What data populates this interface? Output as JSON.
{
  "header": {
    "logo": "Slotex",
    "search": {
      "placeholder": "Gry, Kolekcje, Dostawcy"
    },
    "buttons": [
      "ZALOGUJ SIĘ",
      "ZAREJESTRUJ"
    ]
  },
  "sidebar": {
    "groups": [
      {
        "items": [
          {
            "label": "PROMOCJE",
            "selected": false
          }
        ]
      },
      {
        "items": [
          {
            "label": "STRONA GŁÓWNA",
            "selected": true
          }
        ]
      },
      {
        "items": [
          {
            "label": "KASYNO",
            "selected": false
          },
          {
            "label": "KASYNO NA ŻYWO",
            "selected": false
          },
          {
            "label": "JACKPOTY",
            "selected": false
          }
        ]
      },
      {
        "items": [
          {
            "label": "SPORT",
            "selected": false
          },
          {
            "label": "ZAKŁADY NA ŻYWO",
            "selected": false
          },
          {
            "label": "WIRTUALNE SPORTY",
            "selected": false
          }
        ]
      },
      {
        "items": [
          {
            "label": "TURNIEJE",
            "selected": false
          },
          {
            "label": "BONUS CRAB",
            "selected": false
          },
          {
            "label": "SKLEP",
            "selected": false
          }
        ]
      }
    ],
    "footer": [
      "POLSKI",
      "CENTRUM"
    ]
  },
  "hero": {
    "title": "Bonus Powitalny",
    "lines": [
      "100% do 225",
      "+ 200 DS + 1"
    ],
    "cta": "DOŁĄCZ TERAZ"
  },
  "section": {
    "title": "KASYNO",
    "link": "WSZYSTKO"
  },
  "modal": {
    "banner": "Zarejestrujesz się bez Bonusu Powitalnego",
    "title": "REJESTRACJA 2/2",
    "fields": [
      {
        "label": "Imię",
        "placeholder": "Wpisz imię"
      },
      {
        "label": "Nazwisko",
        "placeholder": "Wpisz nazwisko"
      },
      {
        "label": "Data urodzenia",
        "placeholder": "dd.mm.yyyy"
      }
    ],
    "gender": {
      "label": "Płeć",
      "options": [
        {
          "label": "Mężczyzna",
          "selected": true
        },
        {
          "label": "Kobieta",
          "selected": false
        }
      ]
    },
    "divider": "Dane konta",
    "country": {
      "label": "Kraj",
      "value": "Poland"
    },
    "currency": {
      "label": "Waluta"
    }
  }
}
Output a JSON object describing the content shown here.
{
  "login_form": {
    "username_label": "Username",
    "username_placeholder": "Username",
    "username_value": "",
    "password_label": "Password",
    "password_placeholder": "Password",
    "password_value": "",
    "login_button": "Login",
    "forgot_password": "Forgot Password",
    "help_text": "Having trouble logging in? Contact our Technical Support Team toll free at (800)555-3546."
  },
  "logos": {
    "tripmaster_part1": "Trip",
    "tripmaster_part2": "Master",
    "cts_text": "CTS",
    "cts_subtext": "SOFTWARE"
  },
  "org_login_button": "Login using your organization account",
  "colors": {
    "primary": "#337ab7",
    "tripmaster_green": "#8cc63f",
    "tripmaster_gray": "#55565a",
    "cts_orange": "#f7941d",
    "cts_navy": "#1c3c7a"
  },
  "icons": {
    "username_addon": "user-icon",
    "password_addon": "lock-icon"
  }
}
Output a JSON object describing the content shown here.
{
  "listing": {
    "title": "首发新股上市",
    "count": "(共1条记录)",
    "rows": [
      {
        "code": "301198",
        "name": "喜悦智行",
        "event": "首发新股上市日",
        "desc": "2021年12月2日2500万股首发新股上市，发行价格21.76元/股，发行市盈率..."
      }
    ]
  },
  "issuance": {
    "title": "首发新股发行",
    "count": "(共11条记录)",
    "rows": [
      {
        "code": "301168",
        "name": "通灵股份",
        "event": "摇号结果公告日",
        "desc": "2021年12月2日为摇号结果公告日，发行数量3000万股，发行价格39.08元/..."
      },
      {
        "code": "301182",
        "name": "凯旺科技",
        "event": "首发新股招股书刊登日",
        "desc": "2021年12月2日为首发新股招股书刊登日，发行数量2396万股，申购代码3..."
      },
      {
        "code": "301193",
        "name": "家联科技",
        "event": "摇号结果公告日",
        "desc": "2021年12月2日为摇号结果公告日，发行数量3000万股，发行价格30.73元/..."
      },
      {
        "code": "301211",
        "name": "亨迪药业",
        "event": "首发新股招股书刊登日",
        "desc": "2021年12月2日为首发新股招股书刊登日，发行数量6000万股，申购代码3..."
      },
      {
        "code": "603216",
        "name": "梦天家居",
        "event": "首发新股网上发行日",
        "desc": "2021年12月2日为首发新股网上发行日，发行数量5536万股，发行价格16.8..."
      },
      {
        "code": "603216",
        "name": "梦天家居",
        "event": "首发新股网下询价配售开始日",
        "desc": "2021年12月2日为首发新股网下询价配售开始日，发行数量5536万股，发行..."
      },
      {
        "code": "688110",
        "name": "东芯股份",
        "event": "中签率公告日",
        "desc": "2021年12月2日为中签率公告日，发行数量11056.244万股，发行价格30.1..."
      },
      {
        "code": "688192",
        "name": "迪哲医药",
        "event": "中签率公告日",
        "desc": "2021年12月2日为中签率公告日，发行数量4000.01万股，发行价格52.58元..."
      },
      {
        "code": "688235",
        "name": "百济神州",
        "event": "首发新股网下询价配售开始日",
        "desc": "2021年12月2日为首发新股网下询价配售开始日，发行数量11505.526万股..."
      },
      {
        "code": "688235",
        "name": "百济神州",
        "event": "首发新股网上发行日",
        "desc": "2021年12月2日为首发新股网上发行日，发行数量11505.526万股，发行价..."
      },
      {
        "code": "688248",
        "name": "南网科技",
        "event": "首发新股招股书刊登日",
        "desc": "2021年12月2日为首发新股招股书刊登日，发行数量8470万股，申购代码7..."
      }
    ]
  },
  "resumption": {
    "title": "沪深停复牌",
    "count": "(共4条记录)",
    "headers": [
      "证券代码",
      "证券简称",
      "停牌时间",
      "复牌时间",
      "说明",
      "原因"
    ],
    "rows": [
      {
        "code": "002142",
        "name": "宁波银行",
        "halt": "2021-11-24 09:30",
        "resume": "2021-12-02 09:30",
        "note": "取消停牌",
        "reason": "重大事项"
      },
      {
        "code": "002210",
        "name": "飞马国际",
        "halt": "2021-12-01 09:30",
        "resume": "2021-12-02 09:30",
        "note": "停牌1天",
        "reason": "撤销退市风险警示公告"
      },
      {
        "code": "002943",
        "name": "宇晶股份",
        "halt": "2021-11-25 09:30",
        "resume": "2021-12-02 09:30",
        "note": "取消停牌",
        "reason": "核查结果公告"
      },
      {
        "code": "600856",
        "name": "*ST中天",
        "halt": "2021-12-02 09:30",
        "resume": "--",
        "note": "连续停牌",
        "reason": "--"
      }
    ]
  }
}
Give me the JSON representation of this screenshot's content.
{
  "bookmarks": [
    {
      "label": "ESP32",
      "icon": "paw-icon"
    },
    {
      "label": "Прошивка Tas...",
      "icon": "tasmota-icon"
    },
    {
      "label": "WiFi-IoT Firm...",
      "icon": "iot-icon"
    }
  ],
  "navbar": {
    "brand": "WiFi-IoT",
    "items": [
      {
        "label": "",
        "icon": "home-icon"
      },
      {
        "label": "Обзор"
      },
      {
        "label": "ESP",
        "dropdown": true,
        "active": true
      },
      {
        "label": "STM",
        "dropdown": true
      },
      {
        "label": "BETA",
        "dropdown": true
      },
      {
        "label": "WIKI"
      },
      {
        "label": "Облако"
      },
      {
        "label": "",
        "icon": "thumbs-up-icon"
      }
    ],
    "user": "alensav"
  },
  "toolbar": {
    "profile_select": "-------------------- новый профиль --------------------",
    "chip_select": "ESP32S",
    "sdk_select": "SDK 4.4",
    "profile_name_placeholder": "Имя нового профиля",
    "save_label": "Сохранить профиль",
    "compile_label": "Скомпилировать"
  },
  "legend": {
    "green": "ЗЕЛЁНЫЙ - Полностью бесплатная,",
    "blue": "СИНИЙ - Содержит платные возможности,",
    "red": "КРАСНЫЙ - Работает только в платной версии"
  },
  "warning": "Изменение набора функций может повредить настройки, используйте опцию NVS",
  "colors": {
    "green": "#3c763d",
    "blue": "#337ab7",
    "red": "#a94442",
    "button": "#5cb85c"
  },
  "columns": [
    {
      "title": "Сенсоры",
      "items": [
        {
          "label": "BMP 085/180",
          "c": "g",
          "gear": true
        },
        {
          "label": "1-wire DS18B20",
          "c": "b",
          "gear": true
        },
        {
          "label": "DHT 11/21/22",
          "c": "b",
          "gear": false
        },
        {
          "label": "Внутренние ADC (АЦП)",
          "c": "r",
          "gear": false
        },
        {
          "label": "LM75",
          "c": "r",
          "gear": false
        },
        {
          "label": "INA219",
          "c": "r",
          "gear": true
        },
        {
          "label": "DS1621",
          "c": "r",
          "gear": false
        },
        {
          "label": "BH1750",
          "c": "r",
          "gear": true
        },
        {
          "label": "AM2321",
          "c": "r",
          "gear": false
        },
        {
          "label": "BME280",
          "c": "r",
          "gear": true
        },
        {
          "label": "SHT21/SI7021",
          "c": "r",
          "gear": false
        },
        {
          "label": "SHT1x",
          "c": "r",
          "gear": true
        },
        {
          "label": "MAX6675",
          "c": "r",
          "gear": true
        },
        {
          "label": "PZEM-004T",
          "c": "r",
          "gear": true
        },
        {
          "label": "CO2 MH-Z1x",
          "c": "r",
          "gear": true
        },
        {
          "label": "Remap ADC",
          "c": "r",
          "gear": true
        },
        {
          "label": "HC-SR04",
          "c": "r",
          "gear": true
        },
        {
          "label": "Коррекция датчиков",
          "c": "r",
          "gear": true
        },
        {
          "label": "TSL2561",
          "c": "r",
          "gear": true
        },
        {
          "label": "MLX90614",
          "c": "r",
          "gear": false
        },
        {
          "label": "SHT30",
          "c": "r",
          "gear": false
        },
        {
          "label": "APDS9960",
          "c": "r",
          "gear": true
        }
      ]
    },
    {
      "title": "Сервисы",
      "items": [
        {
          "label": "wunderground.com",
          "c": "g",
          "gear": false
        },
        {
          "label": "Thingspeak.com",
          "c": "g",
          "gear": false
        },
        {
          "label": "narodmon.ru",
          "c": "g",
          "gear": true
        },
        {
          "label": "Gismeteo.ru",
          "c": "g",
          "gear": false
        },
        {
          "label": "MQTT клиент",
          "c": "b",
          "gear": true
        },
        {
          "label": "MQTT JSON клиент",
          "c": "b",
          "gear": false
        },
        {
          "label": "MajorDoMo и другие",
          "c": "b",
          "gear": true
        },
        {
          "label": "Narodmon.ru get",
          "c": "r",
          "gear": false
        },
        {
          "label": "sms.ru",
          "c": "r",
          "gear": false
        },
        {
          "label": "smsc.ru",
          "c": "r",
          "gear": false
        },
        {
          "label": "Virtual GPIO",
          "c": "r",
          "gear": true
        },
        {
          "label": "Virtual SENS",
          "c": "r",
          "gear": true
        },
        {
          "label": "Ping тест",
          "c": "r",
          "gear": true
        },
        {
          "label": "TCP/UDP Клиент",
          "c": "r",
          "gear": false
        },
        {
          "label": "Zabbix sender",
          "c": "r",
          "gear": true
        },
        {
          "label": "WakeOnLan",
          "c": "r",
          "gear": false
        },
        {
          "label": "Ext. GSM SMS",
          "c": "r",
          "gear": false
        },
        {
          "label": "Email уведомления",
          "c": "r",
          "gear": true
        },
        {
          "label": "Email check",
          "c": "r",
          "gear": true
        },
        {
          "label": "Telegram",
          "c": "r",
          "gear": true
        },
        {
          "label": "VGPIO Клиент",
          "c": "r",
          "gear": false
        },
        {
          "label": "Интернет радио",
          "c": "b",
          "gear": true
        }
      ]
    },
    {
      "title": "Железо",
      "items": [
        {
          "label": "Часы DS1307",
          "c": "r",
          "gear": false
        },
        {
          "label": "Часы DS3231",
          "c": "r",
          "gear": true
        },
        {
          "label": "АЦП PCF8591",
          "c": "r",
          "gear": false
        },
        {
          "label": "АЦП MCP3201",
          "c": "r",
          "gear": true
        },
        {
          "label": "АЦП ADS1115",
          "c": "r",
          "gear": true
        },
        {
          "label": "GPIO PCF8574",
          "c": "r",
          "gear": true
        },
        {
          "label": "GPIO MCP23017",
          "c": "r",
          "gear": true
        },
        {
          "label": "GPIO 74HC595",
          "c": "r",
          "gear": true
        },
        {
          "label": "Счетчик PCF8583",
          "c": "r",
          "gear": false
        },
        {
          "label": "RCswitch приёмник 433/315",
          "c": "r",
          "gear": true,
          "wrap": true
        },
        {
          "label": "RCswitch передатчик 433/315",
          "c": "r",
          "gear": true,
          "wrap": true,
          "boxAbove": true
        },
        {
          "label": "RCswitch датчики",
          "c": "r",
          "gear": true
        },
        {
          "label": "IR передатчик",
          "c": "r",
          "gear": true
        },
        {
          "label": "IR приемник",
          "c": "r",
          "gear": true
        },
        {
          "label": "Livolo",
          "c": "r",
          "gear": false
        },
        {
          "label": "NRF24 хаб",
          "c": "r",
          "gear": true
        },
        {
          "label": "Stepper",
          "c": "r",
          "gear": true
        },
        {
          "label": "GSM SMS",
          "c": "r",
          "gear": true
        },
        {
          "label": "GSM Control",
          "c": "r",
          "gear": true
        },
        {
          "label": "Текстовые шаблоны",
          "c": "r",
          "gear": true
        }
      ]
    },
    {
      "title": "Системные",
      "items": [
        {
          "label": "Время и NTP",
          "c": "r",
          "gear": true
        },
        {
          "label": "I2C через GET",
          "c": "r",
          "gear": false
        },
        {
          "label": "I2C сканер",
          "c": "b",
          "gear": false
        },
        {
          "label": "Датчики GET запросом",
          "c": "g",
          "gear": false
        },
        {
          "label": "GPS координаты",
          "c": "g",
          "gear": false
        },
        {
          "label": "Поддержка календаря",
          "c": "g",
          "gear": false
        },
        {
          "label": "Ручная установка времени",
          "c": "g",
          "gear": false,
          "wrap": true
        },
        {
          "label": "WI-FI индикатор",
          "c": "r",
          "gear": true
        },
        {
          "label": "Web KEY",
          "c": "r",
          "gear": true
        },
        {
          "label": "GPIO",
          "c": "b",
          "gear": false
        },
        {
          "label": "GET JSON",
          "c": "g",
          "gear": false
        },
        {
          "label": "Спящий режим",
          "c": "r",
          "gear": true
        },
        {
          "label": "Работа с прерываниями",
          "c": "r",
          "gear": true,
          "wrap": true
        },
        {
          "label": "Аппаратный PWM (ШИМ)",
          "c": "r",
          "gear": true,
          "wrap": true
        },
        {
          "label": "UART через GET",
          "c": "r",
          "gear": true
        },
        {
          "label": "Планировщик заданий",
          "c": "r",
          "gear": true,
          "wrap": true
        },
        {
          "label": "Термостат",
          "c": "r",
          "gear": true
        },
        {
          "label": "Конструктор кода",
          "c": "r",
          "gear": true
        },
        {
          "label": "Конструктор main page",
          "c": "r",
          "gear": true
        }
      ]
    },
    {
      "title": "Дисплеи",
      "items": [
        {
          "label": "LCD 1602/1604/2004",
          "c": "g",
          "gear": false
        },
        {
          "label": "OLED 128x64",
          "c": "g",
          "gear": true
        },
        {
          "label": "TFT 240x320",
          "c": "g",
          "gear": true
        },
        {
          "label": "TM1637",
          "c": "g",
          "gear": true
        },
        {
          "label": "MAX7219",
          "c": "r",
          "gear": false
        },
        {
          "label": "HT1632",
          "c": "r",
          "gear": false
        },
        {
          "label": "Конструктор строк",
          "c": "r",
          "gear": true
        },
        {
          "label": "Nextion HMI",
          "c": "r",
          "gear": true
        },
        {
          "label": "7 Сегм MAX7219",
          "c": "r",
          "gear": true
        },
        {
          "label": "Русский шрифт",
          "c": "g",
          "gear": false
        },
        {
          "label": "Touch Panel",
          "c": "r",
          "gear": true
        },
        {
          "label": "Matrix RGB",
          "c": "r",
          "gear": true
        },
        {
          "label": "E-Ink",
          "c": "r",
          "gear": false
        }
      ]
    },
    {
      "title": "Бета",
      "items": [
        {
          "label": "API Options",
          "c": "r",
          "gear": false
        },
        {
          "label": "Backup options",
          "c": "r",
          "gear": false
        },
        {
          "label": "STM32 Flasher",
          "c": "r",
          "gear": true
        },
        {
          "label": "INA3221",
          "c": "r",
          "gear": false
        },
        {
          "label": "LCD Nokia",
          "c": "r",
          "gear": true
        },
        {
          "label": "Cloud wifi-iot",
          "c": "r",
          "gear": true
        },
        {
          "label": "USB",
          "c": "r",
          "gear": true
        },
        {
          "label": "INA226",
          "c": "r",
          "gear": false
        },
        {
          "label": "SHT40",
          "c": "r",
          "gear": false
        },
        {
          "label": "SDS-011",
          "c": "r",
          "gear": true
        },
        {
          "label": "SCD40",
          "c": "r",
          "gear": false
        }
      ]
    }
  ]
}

What the exercise asks —
Where a line in the entries holds the word "Конструктор", copy that line.

Task response —
          "label": "Конструктор кода",
          "label": "Конструктор main page",
          "label": "Конструктор строк",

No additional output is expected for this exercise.